● **DESCRIPTION OF THE TASK**: Using the records below, locate all lines containing "label" and return them.

● **STORED RECORDS**:
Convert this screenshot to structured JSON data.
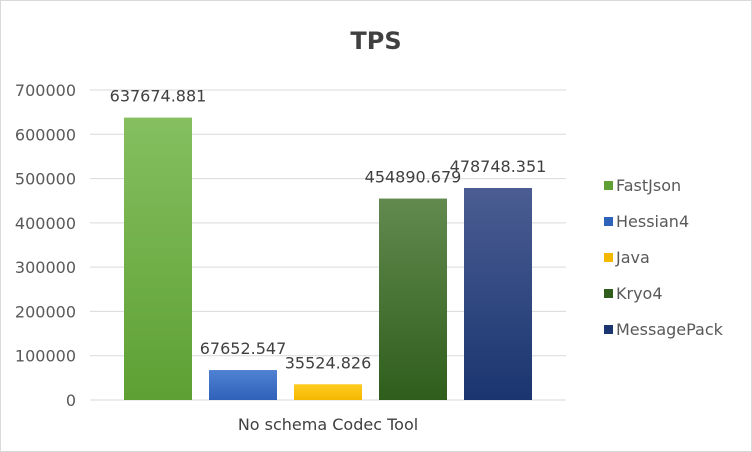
{
  "chart_data": {
    "type": "bar",
    "title": "TPS",
    "categories": [
      "No schema Codec Tool"
    ],
    "series": [
      {
        "name": "FastJson",
        "values": [
          637674.881
        ],
        "label": "637674.881",
        "color_top": "#85bf5f",
        "color_bottom": "#5ea034"
      },
      {
        "name": "Hessian4",
        "values": [
          67652.547
        ],
        "label": "67652.547",
        "color_top": "#4f82d2",
        "color_bottom": "#2f62b9"
      },
      {
        "name": "Java",
        "values": [
          35524.826
        ],
        "label": "35524.826",
        "color_top": "#ffcc22",
        "color_bottom": "#f5b800"
      },
      {
        "name": "Kryo4",
        "values": [
          454890.679
        ],
        "label": "454890.679",
        "color_top": "#628a4f",
        "color_bottom": "#2f5e1c"
      },
      {
        "name": "MessagePack",
        "values": [
          478748.351
        ],
        "label": "478748.351",
        "color_top": "#4b5d92",
        "color_bottom": "#1a3570"
      }
    ],
    "y_ticks": [
      "0",
      "100000",
      "200000",
      "300000",
      "400000",
      "500000",
      "600000",
      "700000"
    ],
    "ylim": [
      0,
      700000
    ],
    "grid": true,
    "legend_position": "right"
  }
}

● **SOLUTION TO THIS EXERCISE**:
        "label": "637674.881",
        "label": "67652.547",
        "label": "35524.826",
        "label": "454890.679",
        "label": "478748.351",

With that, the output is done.